• [Task requirements]: Edit the lines below so that each "value-cell" becomes "number-cell" and nothing else changes. Leave out the pictures.

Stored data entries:
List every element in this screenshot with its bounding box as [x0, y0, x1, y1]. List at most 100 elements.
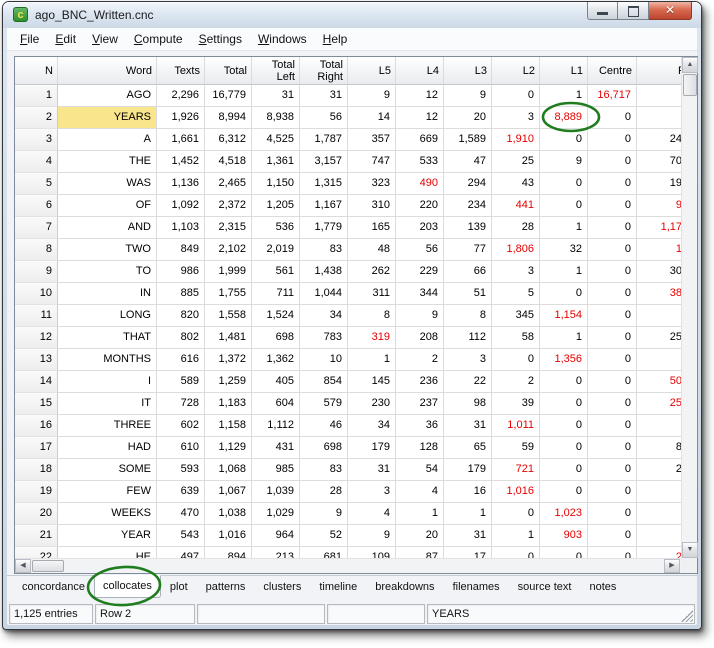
table-row[interactable]: 11LONG8201,5581,524348983451,1540: [15, 305, 681, 327]
value-cell[interactable]: 87: [396, 547, 444, 558]
value-cell[interactable]: 32: [540, 239, 588, 261]
value-cell[interactable]: 179: [444, 459, 492, 481]
word-cell[interactable]: THREE: [58, 415, 157, 437]
value-cell[interactable]: 854: [300, 371, 348, 393]
value-cell[interactable]: 2,019: [252, 239, 300, 261]
table-row[interactable]: 10IN8851,7557111,0443113445150038: [15, 283, 681, 305]
value-cell[interactable]: 30: [637, 261, 681, 283]
value-cell[interactable]: 698: [252, 327, 300, 349]
close-button[interactable]: ✕: [649, 2, 692, 20]
menu-item-edit[interactable]: Edit: [47, 29, 84, 49]
value-cell[interactable]: 1,910: [492, 129, 540, 151]
value-cell[interactable]: 3: [348, 481, 396, 503]
value-cell[interactable]: 721: [492, 459, 540, 481]
value-cell[interactable]: 165: [348, 217, 396, 239]
value-cell[interactable]: 0: [588, 459, 637, 481]
value-cell[interactable]: 1,183: [205, 393, 252, 415]
value-cell[interactable]: 24: [637, 129, 681, 151]
value-cell[interactable]: 1,205: [252, 195, 300, 217]
value-cell[interactable]: 3: [492, 107, 540, 129]
value-cell[interactable]: 0: [588, 129, 637, 151]
value-cell[interactable]: 0: [540, 283, 588, 305]
value-cell[interactable]: 38: [637, 283, 681, 305]
value-cell[interactable]: 579: [300, 393, 348, 415]
value-cell[interactable]: 77: [444, 239, 492, 261]
value-cell[interactable]: 0: [540, 393, 588, 415]
value-cell[interactable]: 1: [492, 525, 540, 547]
value-cell[interactable]: 1,044: [300, 283, 348, 305]
value-cell[interactable]: 1: [540, 327, 588, 349]
column-header-word[interactable]: Word: [58, 57, 157, 85]
table-row[interactable]: 12THAT8021,481698783319208112581025: [15, 327, 681, 349]
value-cell[interactable]: 34: [348, 415, 396, 437]
minimize-button[interactable]: [587, 2, 618, 20]
value-cell[interactable]: 1,023: [540, 503, 588, 525]
value-cell[interactable]: [637, 305, 681, 327]
table-row[interactable]: 4THE1,4524,5181,3613,15774753347259070: [15, 151, 681, 173]
tab-concordance[interactable]: concordance: [13, 576, 94, 599]
column-header-texts[interactable]: Texts: [157, 57, 205, 85]
value-cell[interactable]: 236: [396, 371, 444, 393]
value-cell[interactable]: 610: [157, 437, 205, 459]
value-cell[interactable]: 894: [205, 547, 252, 558]
value-cell[interactable]: 2,465: [205, 173, 252, 195]
value-cell[interactable]: 0: [540, 195, 588, 217]
value-cell[interactable]: 533: [396, 151, 444, 173]
table-row[interactable]: 2YEARS1,9268,9948,9385614122038,8890: [15, 107, 681, 129]
value-cell[interactable]: 0: [540, 173, 588, 195]
value-cell[interactable]: 43: [492, 173, 540, 195]
value-cell[interactable]: 208: [396, 327, 444, 349]
value-cell[interactable]: 50: [637, 371, 681, 393]
column-header-total-right[interactable]: Total Right: [300, 57, 348, 85]
value-cell[interactable]: 109: [348, 547, 396, 558]
value-cell[interactable]: 2,372: [205, 195, 252, 217]
value-cell[interactable]: 2: [492, 371, 540, 393]
value-cell[interactable]: 1,136: [157, 173, 205, 195]
column-header-n[interactable]: N: [15, 57, 58, 85]
word-cell[interactable]: I: [58, 371, 157, 393]
tab-plot[interactable]: plot: [161, 576, 197, 599]
scroll-down-button[interactable]: ▼: [682, 542, 698, 558]
value-cell[interactable]: [637, 415, 681, 437]
value-cell[interactable]: 1,356: [540, 349, 588, 371]
value-cell[interactable]: 0: [588, 481, 637, 503]
value-cell[interactable]: 497: [157, 547, 205, 558]
value-cell[interactable]: 4: [396, 481, 444, 503]
value-cell[interactable]: 1,806: [492, 239, 540, 261]
value-cell[interactable]: 4,525: [252, 129, 300, 151]
value-cell[interactable]: 1,154: [540, 305, 588, 327]
value-cell[interactable]: 311: [348, 283, 396, 305]
tab-breakdowns[interactable]: breakdowns: [366, 576, 443, 599]
value-cell[interactable]: 2: [396, 349, 444, 371]
value-cell[interactable]: 0: [588, 283, 637, 305]
value-cell[interactable]: 0: [492, 547, 540, 558]
value-cell[interactable]: 3: [492, 261, 540, 283]
value-cell[interactable]: [637, 349, 681, 371]
value-cell[interactable]: 0: [540, 481, 588, 503]
value-cell[interactable]: [637, 525, 681, 547]
value-cell[interactable]: [637, 107, 681, 129]
tab-timeline[interactable]: timeline: [310, 576, 366, 599]
value-cell[interactable]: 536: [252, 217, 300, 239]
value-cell[interactable]: 66: [444, 261, 492, 283]
value-cell[interactable]: 0: [588, 305, 637, 327]
value-cell[interactable]: 128: [396, 437, 444, 459]
value-cell[interactable]: 31: [252, 85, 300, 107]
value-cell[interactable]: 294: [444, 173, 492, 195]
menu-item-help[interactable]: Help: [315, 29, 356, 49]
column-header-centre[interactable]: Centre: [588, 57, 637, 85]
value-cell[interactable]: 20: [444, 107, 492, 129]
value-cell[interactable]: 319: [348, 327, 396, 349]
table-row[interactable]: 19FEW6391,0671,0392834161,01600: [15, 481, 681, 503]
value-cell[interactable]: 1,362: [252, 349, 300, 371]
value-cell[interactable]: 25: [492, 151, 540, 173]
value-cell[interactable]: 441: [492, 195, 540, 217]
table-row[interactable]: 8TWO8492,1022,019834856771,8063201: [15, 239, 681, 261]
table-row[interactable]: 1AGO2,29616,779313191290116,717: [15, 85, 681, 107]
value-cell[interactable]: 54: [396, 459, 444, 481]
value-cell[interactable]: 1: [637, 239, 681, 261]
value-cell[interactable]: 6,312: [205, 129, 252, 151]
resize-grip-icon[interactable]: [681, 610, 693, 622]
column-header-r1[interactable]: R1: [637, 57, 681, 85]
word-cell[interactable]: HAD: [58, 437, 157, 459]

• [The result]:
List every element in this screenshot with its bounding box as [x0, y0, x1, y1]. List at most 100 elements.
table-row[interactable]: 11LONG8201,5581,524348983451,1540: [15, 305, 681, 327]
number-cell[interactable]: 87: [396, 547, 444, 558]
number-cell[interactable]: 32: [540, 239, 588, 261]
number-cell[interactable]: 179: [444, 459, 492, 481]
word-cell[interactable]: THREE: [58, 415, 157, 437]
number-cell[interactable]: 854: [300, 371, 348, 393]
number-cell[interactable]: 2,019: [252, 239, 300, 261]
table-row[interactable]: 10IN8851,7557111,0443113445150038: [15, 283, 681, 305]
number-cell[interactable]: 30: [637, 261, 681, 283]
number-cell[interactable]: 698: [252, 327, 300, 349]
close-button[interactable]: ✕: [649, 2, 692, 20]
menu-item-edit[interactable]: Edit: [47, 29, 84, 49]
number-cell[interactable]: 1,910: [492, 129, 540, 151]
number-cell[interactable]: 3: [348, 481, 396, 503]
number-cell[interactable]: 721: [492, 459, 540, 481]
number-cell[interactable]: 165: [348, 217, 396, 239]
number-cell[interactable]: 0: [588, 459, 637, 481]
number-cell[interactable]: 1,183: [205, 393, 252, 415]
number-cell[interactable]: 24: [637, 129, 681, 151]
number-cell[interactable]: 1,205: [252, 195, 300, 217]
number-cell[interactable]: 3: [492, 107, 540, 129]
number-cell[interactable]: 0: [588, 129, 637, 151]
number-cell[interactable]: 0: [540, 283, 588, 305]
number-cell[interactable]: 38: [637, 283, 681, 305]
number-cell[interactable]: 579: [300, 393, 348, 415]
number-cell[interactable]: 77: [444, 239, 492, 261]
number-cell[interactable]: 0: [540, 393, 588, 415]
number-cell[interactable]: 1: [492, 525, 540, 547]
number-cell[interactable]: 1,044: [300, 283, 348, 305]
number-cell[interactable]: 1: [540, 327, 588, 349]
column-header-word[interactable]: Word: [58, 57, 157, 85]
table-row[interactable]: 12THAT8021,481698783319208112581025: [15, 327, 681, 349]
number-cell[interactable]: 34: [348, 415, 396, 437]
minimize-button[interactable]: [587, 2, 618, 20]
number-cell[interactable]: 1,023: [540, 503, 588, 525]
number-cell[interactable]: [637, 305, 681, 327]
table-row[interactable]: 4THE1,4524,5181,3613,15774753347259070: [15, 151, 681, 173]
tab-concordance[interactable]: concordance: [13, 576, 94, 599]
column-header-texts[interactable]: Texts: [157, 57, 205, 85]
number-cell[interactable]: 236: [396, 371, 444, 393]
number-cell[interactable]: 610: [157, 437, 205, 459]
number-cell[interactable]: 894: [205, 547, 252, 558]
number-cell[interactable]: 2,465: [205, 173, 252, 195]
number-cell[interactable]: 0: [540, 195, 588, 217]
number-cell[interactable]: 533: [396, 151, 444, 173]
table-row[interactable]: 2YEARS1,9268,9948,9385614122038,8890: [15, 107, 681, 129]
number-cell[interactable]: 0: [540, 173, 588, 195]
number-cell[interactable]: 43: [492, 173, 540, 195]
number-cell[interactable]: 208: [396, 327, 444, 349]
number-cell[interactable]: 50: [637, 371, 681, 393]
column-header-total-right[interactable]: Total Right: [300, 57, 348, 85]
number-cell[interactable]: 109: [348, 547, 396, 558]
number-cell[interactable]: 2,372: [205, 195, 252, 217]
number-cell[interactable]: 2: [492, 371, 540, 393]
number-cell[interactable]: 1,136: [157, 173, 205, 195]
column-header-n[interactable]: N: [15, 57, 58, 85]
word-cell[interactable]: I: [58, 371, 157, 393]
tab-plot[interactable]: plot: [161, 576, 197, 599]
scroll-down-button[interactable]: ▼: [682, 542, 698, 558]
number-cell[interactable]: [637, 415, 681, 437]
number-cell[interactable]: 1,356: [540, 349, 588, 371]
number-cell[interactable]: 0: [588, 481, 637, 503]
number-cell[interactable]: 497: [157, 547, 205, 558]
number-cell[interactable]: 4: [396, 481, 444, 503]
number-cell[interactable]: 1,806: [492, 239, 540, 261]
number-cell[interactable]: 4,525: [252, 129, 300, 151]
number-cell[interactable]: 1,154: [540, 305, 588, 327]
number-cell[interactable]: 311: [348, 283, 396, 305]
tab-breakdowns[interactable]: breakdowns: [366, 576, 443, 599]
number-cell[interactable]: 2: [396, 349, 444, 371]
number-cell[interactable]: 0: [588, 283, 637, 305]
number-cell[interactable]: 0: [492, 547, 540, 558]
number-cell[interactable]: 3: [492, 261, 540, 283]
number-cell[interactable]: [637, 349, 681, 371]
number-cell[interactable]: 0: [540, 481, 588, 503]
number-cell[interactable]: [637, 525, 681, 547]
number-cell[interactable]: [637, 107, 681, 129]
tab-timeline[interactable]: timeline: [310, 576, 366, 599]
number-cell[interactable]: 536: [252, 217, 300, 239]
number-cell[interactable]: 66: [444, 261, 492, 283]
number-cell[interactable]: 0: [588, 305, 637, 327]
number-cell[interactable]: 128: [396, 437, 444, 459]
number-cell[interactable]: 31: [252, 85, 300, 107]
number-cell[interactable]: 294: [444, 173, 492, 195]
menu-item-help[interactable]: Help: [315, 29, 356, 49]
column-header-centre[interactable]: Centre: [588, 57, 637, 85]
number-cell[interactable]: 20: [444, 107, 492, 129]
number-cell[interactable]: 319: [348, 327, 396, 349]
table-row[interactable]: 19FEW6391,0671,0392834161,01600: [15, 481, 681, 503]
number-cell[interactable]: 1,362: [252, 349, 300, 371]
number-cell[interactable]: 25: [492, 151, 540, 173]
number-cell[interactable]: 441: [492, 195, 540, 217]
table-row[interactable]: 8TWO8492,1022,019834856771,8063201: [15, 239, 681, 261]
table-row[interactable]: 1AGO2,29616,779313191290116,717: [15, 85, 681, 107]
number-cell[interactable]: 54: [396, 459, 444, 481]
number-cell[interactable]: 1: [637, 239, 681, 261]
number-cell[interactable]: 6,312: [205, 129, 252, 151]
resize-grip-icon[interactable]: [681, 610, 693, 622]
column-header-r1[interactable]: R1: [637, 57, 681, 85]
word-cell[interactable]: HAD: [58, 437, 157, 459]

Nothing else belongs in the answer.